(Collection entries)
★ ★ ★
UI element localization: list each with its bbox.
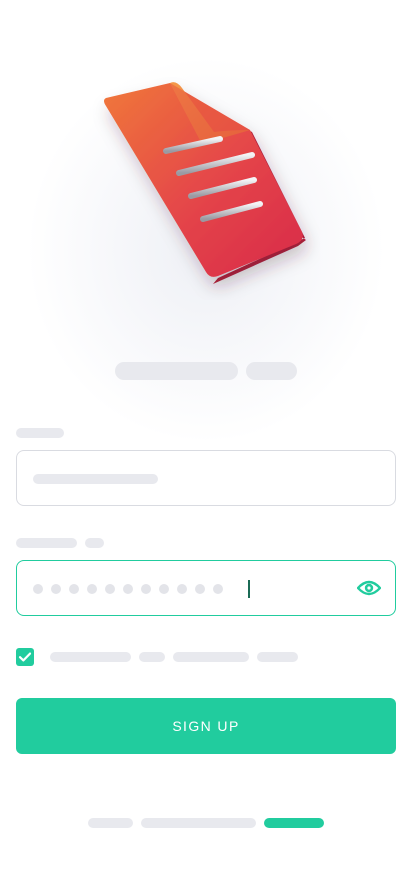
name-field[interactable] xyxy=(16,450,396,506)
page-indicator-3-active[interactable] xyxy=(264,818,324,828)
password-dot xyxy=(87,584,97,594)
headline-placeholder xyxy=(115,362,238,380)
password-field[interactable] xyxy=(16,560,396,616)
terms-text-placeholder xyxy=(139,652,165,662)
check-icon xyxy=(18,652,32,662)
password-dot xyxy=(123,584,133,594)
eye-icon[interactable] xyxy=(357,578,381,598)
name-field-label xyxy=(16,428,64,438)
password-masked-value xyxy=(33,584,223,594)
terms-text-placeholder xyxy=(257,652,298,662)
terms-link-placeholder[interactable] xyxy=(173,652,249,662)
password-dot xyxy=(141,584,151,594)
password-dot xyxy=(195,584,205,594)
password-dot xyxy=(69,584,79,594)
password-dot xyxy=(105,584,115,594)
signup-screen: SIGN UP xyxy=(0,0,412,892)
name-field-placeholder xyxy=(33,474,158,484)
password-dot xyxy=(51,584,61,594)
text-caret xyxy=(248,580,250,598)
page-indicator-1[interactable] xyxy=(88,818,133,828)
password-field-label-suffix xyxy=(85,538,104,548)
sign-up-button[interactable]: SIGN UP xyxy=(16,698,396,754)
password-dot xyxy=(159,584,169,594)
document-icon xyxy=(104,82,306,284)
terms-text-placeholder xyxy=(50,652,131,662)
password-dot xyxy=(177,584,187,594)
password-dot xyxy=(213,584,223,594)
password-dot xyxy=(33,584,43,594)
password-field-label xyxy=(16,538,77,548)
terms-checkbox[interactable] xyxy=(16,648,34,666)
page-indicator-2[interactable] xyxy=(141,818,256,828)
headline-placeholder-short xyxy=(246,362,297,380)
★ ★ ★
Repeat, without alteration, every item above from the line containing "name-field[interactable] xyxy=(16,450,396,506)" down to the line containing "password-dot xyxy=(123,584,133,594)", including both of those lines.

**Worked solution**
name-field[interactable] xyxy=(16,450,396,506)
page-indicator-3-active[interactable] xyxy=(264,818,324,828)
password-dot xyxy=(87,584,97,594)
headline-placeholder xyxy=(115,362,238,380)
password-field[interactable] xyxy=(16,560,396,616)
terms-text-placeholder xyxy=(139,652,165,662)
check-icon xyxy=(18,652,32,662)
password-dot xyxy=(123,584,133,594)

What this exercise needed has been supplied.